## Written instruction
In the lines below, find how many contain the word "Wetting" and report that figure alone.

+++ Listing

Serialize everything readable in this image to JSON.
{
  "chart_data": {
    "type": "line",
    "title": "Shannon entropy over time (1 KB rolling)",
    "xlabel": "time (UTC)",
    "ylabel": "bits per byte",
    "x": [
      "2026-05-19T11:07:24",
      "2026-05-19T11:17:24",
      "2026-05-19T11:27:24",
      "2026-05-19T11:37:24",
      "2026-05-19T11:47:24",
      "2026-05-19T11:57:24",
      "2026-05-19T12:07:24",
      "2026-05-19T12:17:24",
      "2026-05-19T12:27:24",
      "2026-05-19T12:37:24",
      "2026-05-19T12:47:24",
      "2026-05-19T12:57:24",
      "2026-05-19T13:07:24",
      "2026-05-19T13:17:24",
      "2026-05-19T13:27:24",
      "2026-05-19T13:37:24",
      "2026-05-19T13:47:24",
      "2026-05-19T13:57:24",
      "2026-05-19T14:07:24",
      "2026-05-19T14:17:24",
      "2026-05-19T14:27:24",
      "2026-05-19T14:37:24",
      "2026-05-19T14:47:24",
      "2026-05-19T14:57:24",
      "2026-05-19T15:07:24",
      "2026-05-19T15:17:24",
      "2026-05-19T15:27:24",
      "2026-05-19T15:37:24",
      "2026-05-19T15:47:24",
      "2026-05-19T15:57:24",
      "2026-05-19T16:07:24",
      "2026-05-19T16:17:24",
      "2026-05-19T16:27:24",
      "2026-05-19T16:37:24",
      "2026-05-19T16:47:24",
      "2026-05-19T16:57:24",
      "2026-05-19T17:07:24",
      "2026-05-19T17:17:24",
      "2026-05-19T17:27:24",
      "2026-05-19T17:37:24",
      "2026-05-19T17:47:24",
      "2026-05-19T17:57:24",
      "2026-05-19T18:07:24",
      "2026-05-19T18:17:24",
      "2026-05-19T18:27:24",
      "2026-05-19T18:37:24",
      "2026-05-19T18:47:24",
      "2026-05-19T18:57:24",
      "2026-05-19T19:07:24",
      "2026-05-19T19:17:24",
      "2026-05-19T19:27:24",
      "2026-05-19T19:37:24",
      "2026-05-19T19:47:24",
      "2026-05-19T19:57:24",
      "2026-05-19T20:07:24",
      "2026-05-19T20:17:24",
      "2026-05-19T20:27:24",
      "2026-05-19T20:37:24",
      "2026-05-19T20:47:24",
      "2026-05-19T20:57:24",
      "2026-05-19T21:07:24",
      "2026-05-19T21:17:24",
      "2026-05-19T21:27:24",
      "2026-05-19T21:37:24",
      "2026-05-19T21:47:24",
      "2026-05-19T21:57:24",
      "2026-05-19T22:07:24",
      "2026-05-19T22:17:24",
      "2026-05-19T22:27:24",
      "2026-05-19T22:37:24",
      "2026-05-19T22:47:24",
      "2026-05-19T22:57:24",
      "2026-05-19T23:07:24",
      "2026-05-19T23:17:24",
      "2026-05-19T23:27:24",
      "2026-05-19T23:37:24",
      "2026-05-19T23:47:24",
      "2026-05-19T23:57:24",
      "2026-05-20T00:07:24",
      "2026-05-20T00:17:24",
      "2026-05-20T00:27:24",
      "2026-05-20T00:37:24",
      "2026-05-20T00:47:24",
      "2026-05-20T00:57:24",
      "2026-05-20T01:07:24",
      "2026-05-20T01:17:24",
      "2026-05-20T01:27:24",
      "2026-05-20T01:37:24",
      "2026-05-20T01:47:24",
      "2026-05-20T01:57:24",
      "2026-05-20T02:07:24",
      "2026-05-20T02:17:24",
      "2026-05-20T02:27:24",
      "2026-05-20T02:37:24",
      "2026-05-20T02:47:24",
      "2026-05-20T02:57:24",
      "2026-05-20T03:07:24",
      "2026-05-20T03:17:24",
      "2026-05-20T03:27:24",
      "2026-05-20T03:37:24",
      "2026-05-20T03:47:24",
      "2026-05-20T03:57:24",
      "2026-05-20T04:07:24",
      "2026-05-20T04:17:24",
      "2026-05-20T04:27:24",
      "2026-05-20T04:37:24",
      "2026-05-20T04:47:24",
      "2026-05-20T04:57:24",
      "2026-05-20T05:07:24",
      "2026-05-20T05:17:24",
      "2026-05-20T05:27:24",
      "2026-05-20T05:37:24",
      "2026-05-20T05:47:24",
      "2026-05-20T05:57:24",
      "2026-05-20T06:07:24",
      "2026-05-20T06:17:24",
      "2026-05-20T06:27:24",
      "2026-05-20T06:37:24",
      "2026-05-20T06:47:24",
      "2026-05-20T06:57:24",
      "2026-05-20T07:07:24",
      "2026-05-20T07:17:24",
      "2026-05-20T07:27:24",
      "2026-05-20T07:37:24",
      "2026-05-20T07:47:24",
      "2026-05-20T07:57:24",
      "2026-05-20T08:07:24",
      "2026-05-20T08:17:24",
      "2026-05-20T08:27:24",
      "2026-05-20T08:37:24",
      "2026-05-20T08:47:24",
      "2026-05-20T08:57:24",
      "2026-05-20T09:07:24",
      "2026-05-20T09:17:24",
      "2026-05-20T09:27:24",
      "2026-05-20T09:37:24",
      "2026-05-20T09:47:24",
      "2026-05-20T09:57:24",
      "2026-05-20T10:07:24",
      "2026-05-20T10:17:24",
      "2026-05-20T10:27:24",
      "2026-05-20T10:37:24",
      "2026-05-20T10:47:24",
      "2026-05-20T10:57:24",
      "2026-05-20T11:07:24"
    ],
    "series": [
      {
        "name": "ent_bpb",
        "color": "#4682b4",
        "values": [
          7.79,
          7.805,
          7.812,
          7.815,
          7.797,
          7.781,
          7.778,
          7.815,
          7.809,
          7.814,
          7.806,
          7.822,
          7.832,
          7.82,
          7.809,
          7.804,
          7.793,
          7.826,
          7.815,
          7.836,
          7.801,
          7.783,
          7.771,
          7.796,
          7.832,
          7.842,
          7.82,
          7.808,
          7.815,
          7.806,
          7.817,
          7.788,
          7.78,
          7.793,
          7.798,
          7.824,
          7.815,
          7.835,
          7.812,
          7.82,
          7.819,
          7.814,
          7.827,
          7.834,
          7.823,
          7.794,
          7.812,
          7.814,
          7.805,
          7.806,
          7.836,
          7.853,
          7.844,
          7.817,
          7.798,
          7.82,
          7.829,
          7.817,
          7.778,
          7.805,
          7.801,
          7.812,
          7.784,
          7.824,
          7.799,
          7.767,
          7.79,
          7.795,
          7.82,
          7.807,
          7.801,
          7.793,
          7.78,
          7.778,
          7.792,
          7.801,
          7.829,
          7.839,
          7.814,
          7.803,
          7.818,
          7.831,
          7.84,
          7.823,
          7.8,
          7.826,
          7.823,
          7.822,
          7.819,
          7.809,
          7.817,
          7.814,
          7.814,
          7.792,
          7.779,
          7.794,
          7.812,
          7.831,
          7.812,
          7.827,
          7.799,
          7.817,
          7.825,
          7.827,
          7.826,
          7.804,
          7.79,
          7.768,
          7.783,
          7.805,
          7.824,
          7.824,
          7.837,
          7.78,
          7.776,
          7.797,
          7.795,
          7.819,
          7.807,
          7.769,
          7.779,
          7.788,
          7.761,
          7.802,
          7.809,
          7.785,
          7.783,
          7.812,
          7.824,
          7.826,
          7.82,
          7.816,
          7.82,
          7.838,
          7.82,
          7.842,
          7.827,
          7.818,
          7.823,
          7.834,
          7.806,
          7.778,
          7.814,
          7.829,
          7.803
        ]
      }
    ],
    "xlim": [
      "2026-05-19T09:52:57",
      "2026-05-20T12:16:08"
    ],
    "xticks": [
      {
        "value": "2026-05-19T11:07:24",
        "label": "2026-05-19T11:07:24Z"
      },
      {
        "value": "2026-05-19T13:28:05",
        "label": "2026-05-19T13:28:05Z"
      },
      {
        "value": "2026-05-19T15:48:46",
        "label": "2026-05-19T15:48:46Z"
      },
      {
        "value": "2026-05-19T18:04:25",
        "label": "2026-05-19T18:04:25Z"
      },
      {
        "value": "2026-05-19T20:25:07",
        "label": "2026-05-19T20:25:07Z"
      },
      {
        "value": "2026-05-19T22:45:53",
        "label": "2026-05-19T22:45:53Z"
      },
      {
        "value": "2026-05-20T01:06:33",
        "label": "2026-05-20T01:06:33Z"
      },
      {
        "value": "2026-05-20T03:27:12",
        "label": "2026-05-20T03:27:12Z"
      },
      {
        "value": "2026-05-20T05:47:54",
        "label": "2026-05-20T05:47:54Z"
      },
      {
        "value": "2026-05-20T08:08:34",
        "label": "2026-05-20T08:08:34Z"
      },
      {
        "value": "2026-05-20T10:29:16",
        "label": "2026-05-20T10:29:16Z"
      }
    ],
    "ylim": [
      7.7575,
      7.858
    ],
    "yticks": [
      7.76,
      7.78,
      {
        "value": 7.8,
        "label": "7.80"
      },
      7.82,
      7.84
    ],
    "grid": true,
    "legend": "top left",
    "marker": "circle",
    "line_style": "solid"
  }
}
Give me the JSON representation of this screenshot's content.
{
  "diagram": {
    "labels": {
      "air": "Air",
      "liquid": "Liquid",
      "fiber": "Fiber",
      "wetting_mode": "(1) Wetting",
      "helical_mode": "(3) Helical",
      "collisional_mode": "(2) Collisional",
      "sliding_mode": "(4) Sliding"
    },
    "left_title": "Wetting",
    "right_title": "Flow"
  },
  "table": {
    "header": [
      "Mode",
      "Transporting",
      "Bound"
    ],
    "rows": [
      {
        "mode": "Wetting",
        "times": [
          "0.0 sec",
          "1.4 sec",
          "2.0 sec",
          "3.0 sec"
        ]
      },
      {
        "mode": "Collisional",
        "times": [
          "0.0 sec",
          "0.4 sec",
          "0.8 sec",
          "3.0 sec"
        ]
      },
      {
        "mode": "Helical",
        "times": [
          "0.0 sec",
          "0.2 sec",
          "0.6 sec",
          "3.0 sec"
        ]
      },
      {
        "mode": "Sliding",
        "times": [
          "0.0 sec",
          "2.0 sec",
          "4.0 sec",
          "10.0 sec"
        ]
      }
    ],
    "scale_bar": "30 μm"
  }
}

++++++

## Solution to the exercise
3